• Instructions to follow:
Tally the lines in the data that follows that include the word "Microsoft", and report nothing but the total.

○ ○ ○ ○

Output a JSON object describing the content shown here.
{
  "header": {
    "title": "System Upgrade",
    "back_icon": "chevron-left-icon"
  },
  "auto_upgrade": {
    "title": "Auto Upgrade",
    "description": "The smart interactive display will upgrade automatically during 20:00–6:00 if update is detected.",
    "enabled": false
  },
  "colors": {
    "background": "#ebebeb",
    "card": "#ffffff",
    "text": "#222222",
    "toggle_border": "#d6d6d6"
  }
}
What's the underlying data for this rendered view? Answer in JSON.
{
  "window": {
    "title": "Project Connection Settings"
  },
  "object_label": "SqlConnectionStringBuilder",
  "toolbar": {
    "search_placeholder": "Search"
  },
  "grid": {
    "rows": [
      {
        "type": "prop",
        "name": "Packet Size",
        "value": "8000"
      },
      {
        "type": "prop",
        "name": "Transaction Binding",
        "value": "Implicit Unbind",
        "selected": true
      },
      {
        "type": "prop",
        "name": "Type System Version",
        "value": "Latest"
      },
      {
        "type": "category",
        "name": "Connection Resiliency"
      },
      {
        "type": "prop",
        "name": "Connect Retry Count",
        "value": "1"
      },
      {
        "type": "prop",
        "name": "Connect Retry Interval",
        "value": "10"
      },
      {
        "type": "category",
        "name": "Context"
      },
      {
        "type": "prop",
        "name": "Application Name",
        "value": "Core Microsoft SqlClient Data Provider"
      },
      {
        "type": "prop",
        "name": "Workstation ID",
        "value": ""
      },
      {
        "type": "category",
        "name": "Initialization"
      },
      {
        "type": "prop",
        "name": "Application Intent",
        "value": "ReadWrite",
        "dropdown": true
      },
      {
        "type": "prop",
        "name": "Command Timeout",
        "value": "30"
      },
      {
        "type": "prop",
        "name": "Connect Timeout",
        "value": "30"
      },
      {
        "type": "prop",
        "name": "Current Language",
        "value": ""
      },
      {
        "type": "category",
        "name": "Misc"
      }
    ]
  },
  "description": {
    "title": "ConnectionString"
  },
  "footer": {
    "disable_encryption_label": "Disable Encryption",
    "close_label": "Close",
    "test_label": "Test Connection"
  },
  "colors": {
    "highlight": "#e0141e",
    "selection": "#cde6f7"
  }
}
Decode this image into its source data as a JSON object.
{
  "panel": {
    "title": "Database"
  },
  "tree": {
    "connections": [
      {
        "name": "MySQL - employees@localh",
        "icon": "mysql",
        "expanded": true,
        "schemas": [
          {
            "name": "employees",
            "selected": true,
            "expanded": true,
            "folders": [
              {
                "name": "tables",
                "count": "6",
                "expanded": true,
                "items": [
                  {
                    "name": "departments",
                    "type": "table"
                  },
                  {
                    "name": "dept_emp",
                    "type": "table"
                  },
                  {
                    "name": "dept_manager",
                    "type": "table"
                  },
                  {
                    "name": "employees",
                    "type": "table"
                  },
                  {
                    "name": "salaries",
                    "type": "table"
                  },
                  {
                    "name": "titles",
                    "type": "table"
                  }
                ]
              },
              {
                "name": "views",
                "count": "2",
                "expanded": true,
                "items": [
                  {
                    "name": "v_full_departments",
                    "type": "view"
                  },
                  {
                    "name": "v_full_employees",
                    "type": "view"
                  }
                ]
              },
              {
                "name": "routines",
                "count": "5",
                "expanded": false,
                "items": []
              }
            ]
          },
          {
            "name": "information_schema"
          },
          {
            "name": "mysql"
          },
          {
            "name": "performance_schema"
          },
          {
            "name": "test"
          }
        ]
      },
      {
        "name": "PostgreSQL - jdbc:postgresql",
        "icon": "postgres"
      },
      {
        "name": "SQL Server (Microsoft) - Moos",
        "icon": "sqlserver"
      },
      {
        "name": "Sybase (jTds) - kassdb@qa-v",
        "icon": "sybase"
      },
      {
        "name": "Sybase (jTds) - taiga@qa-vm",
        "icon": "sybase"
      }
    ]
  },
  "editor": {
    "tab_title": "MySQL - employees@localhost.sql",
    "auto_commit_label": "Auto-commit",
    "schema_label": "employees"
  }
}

○ ○ ○ ○

• Correct answer:
2